• STORED ROWS:

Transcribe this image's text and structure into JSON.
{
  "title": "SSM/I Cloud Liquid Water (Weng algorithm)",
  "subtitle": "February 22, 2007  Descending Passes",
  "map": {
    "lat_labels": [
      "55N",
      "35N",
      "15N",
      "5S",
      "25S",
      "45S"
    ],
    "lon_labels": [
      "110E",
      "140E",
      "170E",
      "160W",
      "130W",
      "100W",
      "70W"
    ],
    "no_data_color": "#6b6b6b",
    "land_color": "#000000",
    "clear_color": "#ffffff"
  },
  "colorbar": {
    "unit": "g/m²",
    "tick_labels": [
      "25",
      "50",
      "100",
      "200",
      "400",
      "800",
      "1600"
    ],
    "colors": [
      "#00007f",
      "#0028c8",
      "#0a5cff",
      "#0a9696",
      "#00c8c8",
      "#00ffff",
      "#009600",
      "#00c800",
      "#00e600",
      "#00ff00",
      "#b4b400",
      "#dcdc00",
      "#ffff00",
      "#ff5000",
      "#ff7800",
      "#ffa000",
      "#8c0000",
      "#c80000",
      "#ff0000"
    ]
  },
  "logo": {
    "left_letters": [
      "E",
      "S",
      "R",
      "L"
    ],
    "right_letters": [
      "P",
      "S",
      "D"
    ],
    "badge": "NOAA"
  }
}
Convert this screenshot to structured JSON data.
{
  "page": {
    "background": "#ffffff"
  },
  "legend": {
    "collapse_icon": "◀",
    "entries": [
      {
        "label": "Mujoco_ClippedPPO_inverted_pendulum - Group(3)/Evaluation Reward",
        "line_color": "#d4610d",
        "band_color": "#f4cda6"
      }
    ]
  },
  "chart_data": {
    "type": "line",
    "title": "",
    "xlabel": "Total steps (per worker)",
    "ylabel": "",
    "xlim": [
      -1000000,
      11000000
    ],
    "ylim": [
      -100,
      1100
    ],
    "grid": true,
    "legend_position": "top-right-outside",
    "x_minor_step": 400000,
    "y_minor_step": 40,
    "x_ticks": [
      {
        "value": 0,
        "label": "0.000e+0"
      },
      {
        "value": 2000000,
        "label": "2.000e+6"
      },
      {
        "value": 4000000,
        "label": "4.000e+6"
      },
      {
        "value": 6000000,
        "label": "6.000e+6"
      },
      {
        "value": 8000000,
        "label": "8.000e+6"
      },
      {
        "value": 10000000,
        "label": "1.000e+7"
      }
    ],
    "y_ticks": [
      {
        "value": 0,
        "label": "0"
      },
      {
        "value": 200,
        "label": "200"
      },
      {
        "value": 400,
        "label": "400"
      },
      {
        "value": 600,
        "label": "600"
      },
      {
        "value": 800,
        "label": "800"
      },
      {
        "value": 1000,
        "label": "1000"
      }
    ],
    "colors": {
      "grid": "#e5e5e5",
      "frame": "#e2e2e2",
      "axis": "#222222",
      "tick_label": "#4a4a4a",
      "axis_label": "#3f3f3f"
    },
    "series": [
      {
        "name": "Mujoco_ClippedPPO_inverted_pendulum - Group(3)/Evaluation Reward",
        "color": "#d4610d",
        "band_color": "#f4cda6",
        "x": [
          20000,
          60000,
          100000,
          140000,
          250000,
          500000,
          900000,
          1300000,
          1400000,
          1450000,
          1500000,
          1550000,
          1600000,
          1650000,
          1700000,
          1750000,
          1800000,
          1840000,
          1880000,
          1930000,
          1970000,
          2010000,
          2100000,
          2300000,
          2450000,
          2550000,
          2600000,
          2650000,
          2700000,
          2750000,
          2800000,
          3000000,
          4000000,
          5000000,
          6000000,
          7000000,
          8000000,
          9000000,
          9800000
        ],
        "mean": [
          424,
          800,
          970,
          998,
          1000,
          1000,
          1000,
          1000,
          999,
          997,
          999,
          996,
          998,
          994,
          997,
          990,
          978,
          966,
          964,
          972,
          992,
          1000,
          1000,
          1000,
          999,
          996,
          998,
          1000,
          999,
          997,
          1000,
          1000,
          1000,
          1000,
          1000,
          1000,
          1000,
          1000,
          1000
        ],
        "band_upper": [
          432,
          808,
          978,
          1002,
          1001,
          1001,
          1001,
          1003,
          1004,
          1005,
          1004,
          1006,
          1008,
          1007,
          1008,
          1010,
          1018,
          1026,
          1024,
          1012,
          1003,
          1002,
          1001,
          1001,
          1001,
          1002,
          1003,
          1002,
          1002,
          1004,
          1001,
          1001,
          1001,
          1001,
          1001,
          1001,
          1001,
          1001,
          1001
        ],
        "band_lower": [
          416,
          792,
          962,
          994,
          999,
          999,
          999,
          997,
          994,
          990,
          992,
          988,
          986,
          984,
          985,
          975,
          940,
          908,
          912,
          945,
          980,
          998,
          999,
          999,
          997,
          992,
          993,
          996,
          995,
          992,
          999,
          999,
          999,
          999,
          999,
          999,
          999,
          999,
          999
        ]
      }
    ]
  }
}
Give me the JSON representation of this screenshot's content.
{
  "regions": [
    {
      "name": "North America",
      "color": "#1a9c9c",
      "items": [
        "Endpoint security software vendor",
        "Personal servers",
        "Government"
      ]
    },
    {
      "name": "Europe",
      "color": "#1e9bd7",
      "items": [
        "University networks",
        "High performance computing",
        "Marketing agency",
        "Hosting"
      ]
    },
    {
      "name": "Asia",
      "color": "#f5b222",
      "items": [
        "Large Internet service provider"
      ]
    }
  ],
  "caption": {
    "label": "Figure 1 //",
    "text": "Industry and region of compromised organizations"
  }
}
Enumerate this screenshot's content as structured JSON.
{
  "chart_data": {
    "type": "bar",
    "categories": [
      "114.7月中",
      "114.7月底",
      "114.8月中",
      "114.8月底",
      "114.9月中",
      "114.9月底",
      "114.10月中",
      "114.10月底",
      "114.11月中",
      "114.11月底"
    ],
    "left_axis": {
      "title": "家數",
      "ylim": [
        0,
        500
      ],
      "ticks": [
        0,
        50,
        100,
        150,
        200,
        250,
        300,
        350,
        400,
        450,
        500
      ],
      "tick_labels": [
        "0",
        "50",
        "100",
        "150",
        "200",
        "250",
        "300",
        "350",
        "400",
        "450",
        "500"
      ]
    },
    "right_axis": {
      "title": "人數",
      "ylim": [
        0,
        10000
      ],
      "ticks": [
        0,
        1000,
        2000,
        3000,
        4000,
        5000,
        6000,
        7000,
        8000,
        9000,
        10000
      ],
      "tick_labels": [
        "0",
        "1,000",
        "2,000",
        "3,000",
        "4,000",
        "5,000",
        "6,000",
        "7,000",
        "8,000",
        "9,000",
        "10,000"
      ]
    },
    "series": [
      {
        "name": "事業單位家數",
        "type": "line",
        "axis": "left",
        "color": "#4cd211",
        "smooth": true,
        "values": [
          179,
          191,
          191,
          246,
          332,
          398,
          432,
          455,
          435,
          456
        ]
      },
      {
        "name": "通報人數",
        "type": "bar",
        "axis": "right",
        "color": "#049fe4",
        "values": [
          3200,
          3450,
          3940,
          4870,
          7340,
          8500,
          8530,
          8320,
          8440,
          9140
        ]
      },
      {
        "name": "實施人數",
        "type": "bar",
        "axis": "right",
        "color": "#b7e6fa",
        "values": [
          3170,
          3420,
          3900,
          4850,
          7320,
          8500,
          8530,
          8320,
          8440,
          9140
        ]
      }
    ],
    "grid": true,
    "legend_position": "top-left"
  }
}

• YOUR TASK: Report how many lines of the records above contain the word "Group", giving only the number.

• TASK ANSWER: 2